------ EXTRACTED MATERIAL

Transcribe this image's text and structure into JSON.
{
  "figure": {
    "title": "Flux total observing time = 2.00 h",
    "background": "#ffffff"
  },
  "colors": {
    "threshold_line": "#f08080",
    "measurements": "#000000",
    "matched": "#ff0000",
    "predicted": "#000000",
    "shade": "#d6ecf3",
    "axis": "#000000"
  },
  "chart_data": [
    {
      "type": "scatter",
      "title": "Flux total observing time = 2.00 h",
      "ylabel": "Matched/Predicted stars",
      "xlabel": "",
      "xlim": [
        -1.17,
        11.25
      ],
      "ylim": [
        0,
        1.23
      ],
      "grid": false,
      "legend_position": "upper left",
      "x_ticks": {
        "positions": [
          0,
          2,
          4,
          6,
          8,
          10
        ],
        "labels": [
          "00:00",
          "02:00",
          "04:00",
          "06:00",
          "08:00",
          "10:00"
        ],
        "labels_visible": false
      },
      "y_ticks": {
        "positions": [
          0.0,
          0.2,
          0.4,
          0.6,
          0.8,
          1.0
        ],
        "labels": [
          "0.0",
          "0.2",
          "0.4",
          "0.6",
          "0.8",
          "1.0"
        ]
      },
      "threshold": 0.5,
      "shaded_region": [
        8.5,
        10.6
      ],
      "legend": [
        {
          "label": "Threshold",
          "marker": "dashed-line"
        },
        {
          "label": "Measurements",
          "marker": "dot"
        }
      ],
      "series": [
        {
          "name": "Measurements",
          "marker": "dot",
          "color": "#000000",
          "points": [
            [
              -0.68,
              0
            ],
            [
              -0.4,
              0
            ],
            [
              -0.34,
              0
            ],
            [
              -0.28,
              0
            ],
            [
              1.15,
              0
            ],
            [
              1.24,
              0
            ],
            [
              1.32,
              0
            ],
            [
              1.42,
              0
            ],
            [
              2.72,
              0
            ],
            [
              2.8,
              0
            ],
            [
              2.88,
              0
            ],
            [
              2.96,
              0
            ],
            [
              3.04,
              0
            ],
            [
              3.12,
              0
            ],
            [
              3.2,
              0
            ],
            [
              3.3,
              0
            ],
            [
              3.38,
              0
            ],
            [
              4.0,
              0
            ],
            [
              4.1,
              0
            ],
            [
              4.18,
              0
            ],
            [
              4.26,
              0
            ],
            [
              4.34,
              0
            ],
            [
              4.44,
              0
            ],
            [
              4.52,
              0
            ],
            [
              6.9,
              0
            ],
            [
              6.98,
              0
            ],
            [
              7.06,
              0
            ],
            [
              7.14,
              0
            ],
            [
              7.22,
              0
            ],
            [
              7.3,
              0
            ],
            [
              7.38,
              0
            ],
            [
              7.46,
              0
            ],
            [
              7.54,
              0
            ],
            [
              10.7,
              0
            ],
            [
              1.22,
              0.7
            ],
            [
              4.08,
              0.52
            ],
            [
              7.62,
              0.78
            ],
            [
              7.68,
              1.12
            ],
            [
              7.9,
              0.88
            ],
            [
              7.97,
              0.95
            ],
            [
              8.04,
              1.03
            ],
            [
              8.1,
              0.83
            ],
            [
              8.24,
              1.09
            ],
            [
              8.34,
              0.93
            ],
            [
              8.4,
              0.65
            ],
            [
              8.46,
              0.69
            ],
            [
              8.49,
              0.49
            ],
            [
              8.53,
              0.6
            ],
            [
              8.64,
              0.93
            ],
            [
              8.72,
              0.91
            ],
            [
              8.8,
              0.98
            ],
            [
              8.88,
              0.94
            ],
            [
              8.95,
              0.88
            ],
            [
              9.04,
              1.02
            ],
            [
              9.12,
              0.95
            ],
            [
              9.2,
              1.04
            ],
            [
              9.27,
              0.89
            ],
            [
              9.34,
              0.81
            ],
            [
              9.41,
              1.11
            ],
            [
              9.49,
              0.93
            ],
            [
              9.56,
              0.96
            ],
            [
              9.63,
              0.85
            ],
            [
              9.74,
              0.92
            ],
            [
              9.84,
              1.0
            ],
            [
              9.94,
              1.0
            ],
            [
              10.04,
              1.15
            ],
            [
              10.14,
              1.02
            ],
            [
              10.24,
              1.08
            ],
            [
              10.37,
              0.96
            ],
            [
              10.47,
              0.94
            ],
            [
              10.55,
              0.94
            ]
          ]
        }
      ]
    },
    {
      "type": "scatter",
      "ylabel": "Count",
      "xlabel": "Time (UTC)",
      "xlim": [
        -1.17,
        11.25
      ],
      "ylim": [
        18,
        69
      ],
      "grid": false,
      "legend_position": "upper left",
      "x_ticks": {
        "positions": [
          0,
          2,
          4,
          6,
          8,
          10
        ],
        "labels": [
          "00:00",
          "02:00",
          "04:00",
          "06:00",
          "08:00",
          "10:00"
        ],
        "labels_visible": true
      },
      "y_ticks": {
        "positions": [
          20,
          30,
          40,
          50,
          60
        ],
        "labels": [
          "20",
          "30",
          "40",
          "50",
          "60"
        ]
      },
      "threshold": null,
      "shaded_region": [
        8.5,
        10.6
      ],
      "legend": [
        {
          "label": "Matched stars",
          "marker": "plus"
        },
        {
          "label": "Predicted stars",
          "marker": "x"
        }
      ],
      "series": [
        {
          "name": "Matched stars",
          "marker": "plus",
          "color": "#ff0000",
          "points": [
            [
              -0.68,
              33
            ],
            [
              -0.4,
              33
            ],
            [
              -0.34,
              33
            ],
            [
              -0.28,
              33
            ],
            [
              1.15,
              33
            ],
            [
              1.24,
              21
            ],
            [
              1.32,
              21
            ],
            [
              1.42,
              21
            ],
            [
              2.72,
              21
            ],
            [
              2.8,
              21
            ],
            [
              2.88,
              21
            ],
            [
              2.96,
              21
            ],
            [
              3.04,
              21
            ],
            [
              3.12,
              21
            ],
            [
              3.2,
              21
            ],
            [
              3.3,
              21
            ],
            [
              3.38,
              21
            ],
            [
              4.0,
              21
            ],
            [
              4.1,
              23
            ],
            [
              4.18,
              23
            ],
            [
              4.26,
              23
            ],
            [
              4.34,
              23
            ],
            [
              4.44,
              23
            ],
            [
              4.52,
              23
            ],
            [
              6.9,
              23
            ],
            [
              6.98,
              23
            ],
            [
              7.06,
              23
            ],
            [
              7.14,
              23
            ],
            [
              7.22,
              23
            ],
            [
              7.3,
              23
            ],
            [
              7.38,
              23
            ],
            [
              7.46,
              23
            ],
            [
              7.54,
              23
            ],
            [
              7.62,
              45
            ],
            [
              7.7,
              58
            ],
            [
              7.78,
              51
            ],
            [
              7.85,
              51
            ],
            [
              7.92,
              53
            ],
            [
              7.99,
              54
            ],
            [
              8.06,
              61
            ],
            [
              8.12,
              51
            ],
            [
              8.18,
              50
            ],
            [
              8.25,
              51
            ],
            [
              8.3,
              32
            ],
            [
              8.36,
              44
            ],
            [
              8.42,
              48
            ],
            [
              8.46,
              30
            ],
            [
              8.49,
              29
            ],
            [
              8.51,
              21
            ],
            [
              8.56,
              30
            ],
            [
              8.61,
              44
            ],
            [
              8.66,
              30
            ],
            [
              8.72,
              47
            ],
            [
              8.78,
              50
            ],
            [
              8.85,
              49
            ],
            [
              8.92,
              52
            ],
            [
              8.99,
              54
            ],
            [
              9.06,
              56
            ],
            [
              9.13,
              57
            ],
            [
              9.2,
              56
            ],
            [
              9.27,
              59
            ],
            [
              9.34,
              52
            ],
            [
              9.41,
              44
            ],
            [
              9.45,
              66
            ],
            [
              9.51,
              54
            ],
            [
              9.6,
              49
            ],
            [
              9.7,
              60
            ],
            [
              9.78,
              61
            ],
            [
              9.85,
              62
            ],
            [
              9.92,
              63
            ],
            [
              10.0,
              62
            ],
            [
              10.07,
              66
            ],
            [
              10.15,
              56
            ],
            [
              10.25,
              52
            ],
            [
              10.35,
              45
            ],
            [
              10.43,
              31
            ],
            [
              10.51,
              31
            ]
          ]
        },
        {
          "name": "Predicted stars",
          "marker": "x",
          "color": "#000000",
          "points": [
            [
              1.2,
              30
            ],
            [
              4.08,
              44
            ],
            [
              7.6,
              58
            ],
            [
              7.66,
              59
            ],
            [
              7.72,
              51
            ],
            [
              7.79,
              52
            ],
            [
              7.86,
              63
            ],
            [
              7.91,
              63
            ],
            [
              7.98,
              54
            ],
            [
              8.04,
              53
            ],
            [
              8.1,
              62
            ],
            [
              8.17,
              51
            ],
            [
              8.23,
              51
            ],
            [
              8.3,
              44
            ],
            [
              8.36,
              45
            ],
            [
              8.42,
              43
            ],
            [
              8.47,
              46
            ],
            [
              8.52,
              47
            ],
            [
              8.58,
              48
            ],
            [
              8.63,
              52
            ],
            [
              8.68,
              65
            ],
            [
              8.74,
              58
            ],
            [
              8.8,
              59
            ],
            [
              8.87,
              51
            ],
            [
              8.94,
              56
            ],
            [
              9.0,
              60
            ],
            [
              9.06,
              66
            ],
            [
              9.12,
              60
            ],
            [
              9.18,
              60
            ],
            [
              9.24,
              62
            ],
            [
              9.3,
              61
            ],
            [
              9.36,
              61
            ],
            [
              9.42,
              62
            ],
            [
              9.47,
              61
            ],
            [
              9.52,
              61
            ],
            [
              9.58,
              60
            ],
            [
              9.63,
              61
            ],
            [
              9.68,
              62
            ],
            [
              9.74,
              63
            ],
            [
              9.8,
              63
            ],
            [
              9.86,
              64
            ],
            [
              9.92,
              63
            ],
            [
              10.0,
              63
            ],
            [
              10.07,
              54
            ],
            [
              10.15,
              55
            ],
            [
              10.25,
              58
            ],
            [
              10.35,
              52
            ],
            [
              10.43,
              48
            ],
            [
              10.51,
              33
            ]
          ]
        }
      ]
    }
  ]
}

------------

▶ DESCRIPTION OF THE TASK
Extract every line above that contains the word "observing".

▶ RESPONSE
    "title": "Flux total observing time = 2.00 h",
      "title": "Flux total observing time = 2.00 h",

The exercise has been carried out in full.